[Items listed in a dataset]

--------------------------------

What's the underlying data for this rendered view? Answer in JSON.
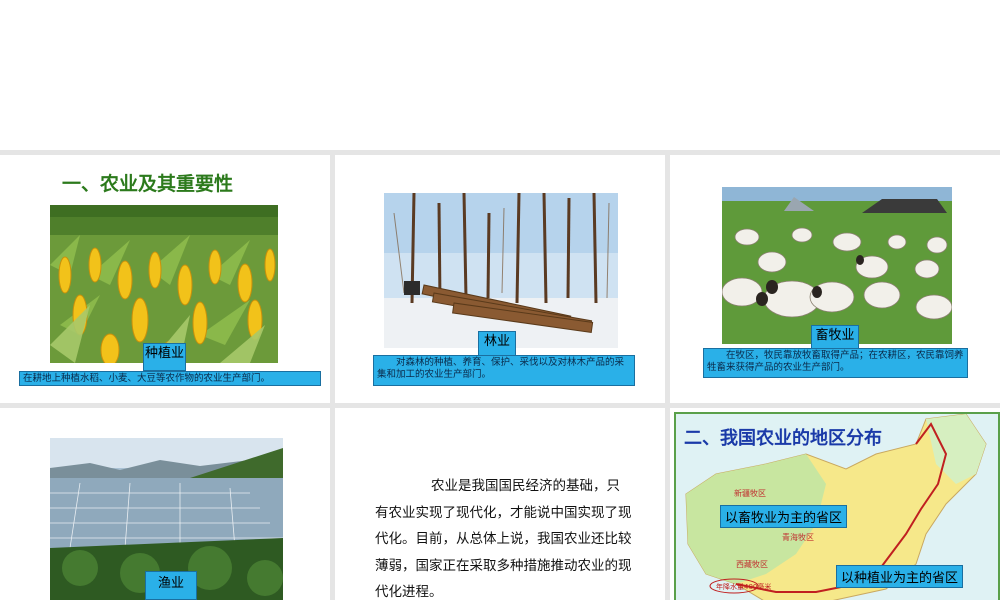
{
  "slide1": {
    "title": "一、农业及其重要性",
    "tag": "种植业",
    "caption": "在耕地上种植水稻、小麦、大豆等农作物的农业生产部门。"
  },
  "slide2": {
    "tag": "林业",
    "caption": "　　对森林的种植、养育、保护、采伐以及对林木产品的采集和加工的农业生产部门。"
  },
  "slide3": {
    "tag": "畜牧业",
    "caption": "　　在牧区，牧民靠放牧畜取得产品；在农耕区，农民靠饲养牲畜来获得产品的农业生产部门。"
  },
  "slide4": {
    "tag": "渔业"
  },
  "slide5": {
    "paragraph": "农业是我国国民经济的基础，只有农业实现了现代化，才能说中国实现了现代化。目前，从总体上说，我国农业还比较薄弱，国家正在采取多种措施推动农业的现代化进程。"
  },
  "slide6": {
    "title": "二、我国农业的地区分布",
    "label_pastoral": "以畜牧业为主的省区",
    "label_planting": "以种植业为主的省区",
    "region_xinjiang": "新疆牧区",
    "region_qinghai": "青海牧区",
    "region_xizang": "西藏牧区",
    "line_note": "年降水量400毫米"
  },
  "colors": {
    "caption_bg": "#2ab0e8",
    "title_green": "#2c7a1c",
    "map_title_blue": "#1a3aa8"
  }
}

--------------------------------

- _Given problem_:
Write out the entries again, exactly as given, skipping any images.

- _Final answer_:
What's the underlying data for this rendered view? Answer in JSON.
{
  "slide1": {
    "title": "一、农业及其重要性",
    "tag": "种植业",
    "caption": "在耕地上种植水稻、小麦、大豆等农作物的农业生产部门。"
  },
  "slide2": {
    "tag": "林业",
    "caption": "　　对森林的种植、养育、保护、采伐以及对林木产品的采集和加工的农业生产部门。"
  },
  "slide3": {
    "tag": "畜牧业",
    "caption": "　　在牧区，牧民靠放牧畜取得产品；在农耕区，农民靠饲养牲畜来获得产品的农业生产部门。"
  },
  "slide4": {
    "tag": "渔业"
  },
  "slide5": {
    "paragraph": "农业是我国国民经济的基础，只有农业实现了现代化，才能说中国实现了现代化。目前，从总体上说，我国农业还比较薄弱，国家正在采取多种措施推动农业的现代化进程。"
  },
  "slide6": {
    "title": "二、我国农业的地区分布",
    "label_pastoral": "以畜牧业为主的省区",
    "label_planting": "以种植业为主的省区",
    "region_xinjiang": "新疆牧区",
    "region_qinghai": "青海牧区",
    "region_xizang": "西藏牧区",
    "line_note": "年降水量400毫米"
  },
  "colors": {
    "caption_bg": "#2ab0e8",
    "title_green": "#2c7a1c",
    "map_title_blue": "#1a3aa8"
  }
}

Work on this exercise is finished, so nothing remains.